Objective ::
Leave out the images and repeat the listing below without a single change.

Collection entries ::
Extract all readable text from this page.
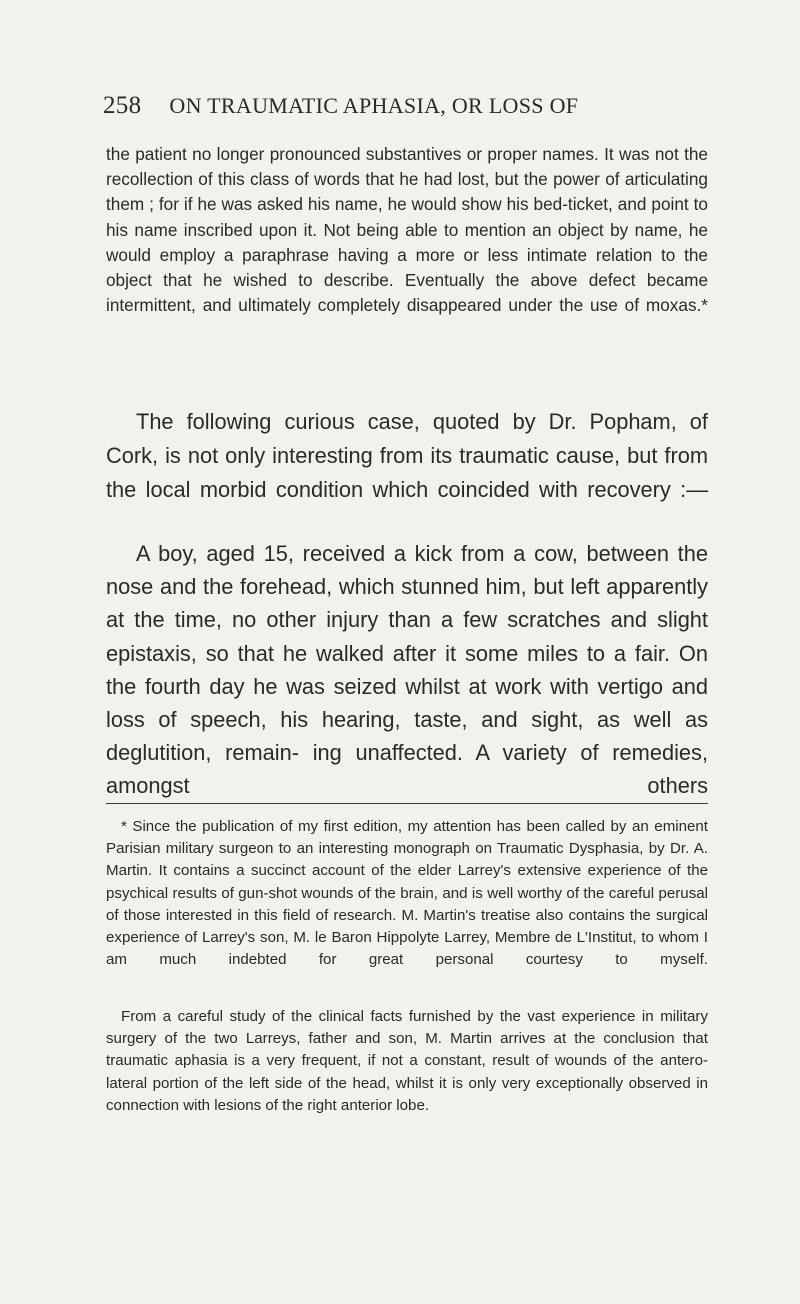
258 ON TRAUMATIC APHASIA, OR LOSS OF

the patient no longer pronounced substantives or proper names. It was not the recollection of this class of words that he had lost, but the power of articulating them ; for if he was asked his name, he would show his bed-ticket, and point to his name inscribed upon it. Not being able to mention an object by name, he would employ a paraphrase having a more or less intimate relation to the object that he wished to describe. Eventually the above defect became intermittent, and ultimately completely disappeared under the use of moxas.*

The following curious case, quoted by Dr. Popham, of Cork, is not only interesting from its traumatic cause, but from the local morbid condition which coincided with recovery :—

A boy, aged 15, received a kick from a cow, between the nose and the forehead, which stunned him, but left apparently at the time, no other injury than a few scratches and slight epistaxis, so that he walked after it some miles to a fair. On the fourth day he was seized whilst at work with vertigo and loss of speech, his hearing, taste, and sight, as well as deglutition, remain- ing unaffected. A variety of remedies, amongst others

* Since the publication of my first edition, my attention has been called by an eminent Parisian military surgeon to an interesting monograph on Traumatic Dysphasia, by Dr. A. Martin. It contains a succinct account of the elder Larrey's extensive experience of the psychical results of gun-shot wounds of the brain, and is well worthy of the careful perusal of those interested in this field of research. M. Martin's treatise also contains the surgical experience of Larrey's son, M. le Baron Hippolyte Larrey, Membre de L'Institut, to whom I am much indebted for great personal courtesy to myself.

From a careful study of the clinical facts furnished by the vast experience in military surgery of the two Larreys, father and son, M. Martin arrives at the conclusion that traumatic aphasia is a very frequent, if not a constant, result of wounds of the antero-lateral portion of the left side of the head, whilst it is only very exceptionally observed in connection with lesions of the right anterior lobe.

Full output ::
Extract all readable text from this page.
258 ON TRAUMATIC APHASIA, OR LOSS OF

the patient no longer pronounced substantives or proper names. It was not the recollection of this class of words that he had lost, but the power of articulating them ; for if he was asked his name, he would show his bed-ticket, and point to his name inscribed upon it. Not being able to mention an object by name, he would employ a paraphrase having a more or less intimate relation to the object that he wished to describe. Eventually the above defect became intermittent, and ultimately completely disappeared under the use of moxas.*

The following curious case, quoted by Dr. Popham, of Cork, is not only interesting from its traumatic cause, but from the local morbid condition which coincided with recovery :—

A boy, aged 15, received a kick from a cow, between the nose and the forehead, which stunned him, but left apparently at the time, no other injury than a few scratches and slight epistaxis, so that he walked after it some miles to a fair. On the fourth day he was seized whilst at work with vertigo and loss of speech, his hearing, taste, and sight, as well as deglutition, remain- ing unaffected. A variety of remedies, amongst others

* Since the publication of my first edition, my attention has been called by an eminent Parisian military surgeon to an interesting monograph on Traumatic Dysphasia, by Dr. A. Martin. It contains a succinct account of the elder Larrey's extensive experience of the psychical results of gun-shot wounds of the brain, and is well worthy of the careful perusal of those interested in this field of research. M. Martin's treatise also contains the surgical experience of Larrey's son, M. le Baron Hippolyte Larrey, Membre de L'Institut, to whom I am much indebted for great personal courtesy to myself.

From a careful study of the clinical facts furnished by the vast experience in military surgery of the two Larreys, father and son, M. Martin arrives at the conclusion that traumatic aphasia is a very frequent, if not a constant, result of wounds of the antero-lateral portion of the left side of the head, whilst it is only very exceptionally observed in connection with lesions of the right anterior lobe.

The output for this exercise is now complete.